* Written task: The records that follow need to be output exactly as they are.

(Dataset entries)
* * * * * * * * *

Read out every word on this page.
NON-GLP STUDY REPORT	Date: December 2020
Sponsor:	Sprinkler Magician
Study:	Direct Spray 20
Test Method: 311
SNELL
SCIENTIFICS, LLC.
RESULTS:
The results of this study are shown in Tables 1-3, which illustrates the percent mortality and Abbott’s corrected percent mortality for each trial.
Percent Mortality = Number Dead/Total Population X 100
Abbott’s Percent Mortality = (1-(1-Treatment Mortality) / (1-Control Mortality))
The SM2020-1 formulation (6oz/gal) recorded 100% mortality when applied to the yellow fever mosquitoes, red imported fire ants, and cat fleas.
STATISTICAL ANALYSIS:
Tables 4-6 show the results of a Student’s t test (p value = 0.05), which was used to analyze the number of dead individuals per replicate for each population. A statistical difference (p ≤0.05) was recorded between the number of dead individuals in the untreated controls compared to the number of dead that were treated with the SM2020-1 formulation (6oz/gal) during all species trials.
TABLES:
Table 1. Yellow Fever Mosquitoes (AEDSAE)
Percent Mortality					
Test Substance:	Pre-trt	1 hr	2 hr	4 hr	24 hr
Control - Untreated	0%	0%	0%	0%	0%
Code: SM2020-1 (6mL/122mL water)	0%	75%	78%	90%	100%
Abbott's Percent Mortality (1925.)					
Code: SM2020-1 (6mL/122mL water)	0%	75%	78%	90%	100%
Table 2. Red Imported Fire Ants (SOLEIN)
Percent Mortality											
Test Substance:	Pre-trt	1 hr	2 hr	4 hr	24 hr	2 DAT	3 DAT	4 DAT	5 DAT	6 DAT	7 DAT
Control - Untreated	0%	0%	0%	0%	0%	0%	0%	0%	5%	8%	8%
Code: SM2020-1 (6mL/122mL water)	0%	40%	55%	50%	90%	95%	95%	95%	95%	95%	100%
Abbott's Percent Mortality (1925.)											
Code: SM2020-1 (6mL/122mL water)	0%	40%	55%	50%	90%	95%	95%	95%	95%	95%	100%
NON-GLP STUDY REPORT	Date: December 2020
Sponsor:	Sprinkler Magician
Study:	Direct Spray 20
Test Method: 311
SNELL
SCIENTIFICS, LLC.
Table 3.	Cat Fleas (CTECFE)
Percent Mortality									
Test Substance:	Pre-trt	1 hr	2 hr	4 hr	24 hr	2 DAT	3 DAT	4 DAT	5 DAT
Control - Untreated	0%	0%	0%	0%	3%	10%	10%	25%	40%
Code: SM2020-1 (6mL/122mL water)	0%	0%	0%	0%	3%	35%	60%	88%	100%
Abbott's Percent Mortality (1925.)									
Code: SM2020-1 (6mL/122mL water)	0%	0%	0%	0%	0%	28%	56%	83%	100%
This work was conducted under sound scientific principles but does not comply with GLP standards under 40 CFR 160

* * * * * * * * *

* Exercise answer:
Read out every word on this page.
NON-GLP STUDY REPORT	Date: December 2020
Sponsor:	Sprinkler Magician
Study:	Direct Spray 20
Test Method: 311
SNELL
SCIENTIFICS, LLC.
RESULTS:
The results of this study are shown in Tables 1-3, which illustrates the percent mortality and Abbott’s corrected percent mortality for each trial.
Percent Mortality = Number Dead/Total Population X 100
Abbott’s Percent Mortality = (1-(1-Treatment Mortality) / (1-Control Mortality))
The SM2020-1 formulation (6oz/gal) recorded 100% mortality when applied to the yellow fever mosquitoes, red imported fire ants, and cat fleas.
STATISTICAL ANALYSIS:
Tables 4-6 show the results of a Student’s t test (p value = 0.05), which was used to analyze the number of dead individuals per replicate for each population. A statistical difference (p ≤0.05) was recorded between the number of dead individuals in the untreated controls compared to the number of dead that were treated with the SM2020-1 formulation (6oz/gal) during all species trials.
TABLES:
Table 1. Yellow Fever Mosquitoes (AEDSAE)
Percent Mortality					
Test Substance:	Pre-trt	1 hr	2 hr	4 hr	24 hr
Control - Untreated	0%	0%	0%	0%	0%
Code: SM2020-1 (6mL/122mL water)	0%	75%	78%	90%	100%
Abbott's Percent Mortality (1925.)					
Code: SM2020-1 (6mL/122mL water)	0%	75%	78%	90%	100%
Table 2. Red Imported Fire Ants (SOLEIN)
Percent Mortality											
Test Substance:	Pre-trt	1 hr	2 hr	4 hr	24 hr	2 DAT	3 DAT	4 DAT	5 DAT	6 DAT	7 DAT
Control - Untreated	0%	0%	0%	0%	0%	0%	0%	0%	5%	8%	8%
Code: SM2020-1 (6mL/122mL water)	0%	40%	55%	50%	90%	95%	95%	95%	95%	95%	100%
Abbott's Percent Mortality (1925.)											
Code: SM2020-1 (6mL/122mL water)	0%	40%	55%	50%	90%	95%	95%	95%	95%	95%	100%
NON-GLP STUDY REPORT	Date: December 2020
Sponsor:	Sprinkler Magician
Study:	Direct Spray 20
Test Method: 311
SNELL
SCIENTIFICS, LLC.
Table 3.	Cat Fleas (CTECFE)
Percent Mortality									
Test Substance:	Pre-trt	1 hr	2 hr	4 hr	24 hr	2 DAT	3 DAT	4 DAT	5 DAT
Control - Untreated	0%	0%	0%	0%	3%	10%	10%	25%	40%
Code: SM2020-1 (6mL/122mL water)	0%	0%	0%	0%	3%	35%	60%	88%	100%
Abbott's Percent Mortality (1925.)									
Code: SM2020-1 (6mL/122mL water)	0%	0%	0%	0%	0%	28%	56%	83%	100%
This work was conducted under sound scientific principles but does not comply with GLP standards under 40 CFR 160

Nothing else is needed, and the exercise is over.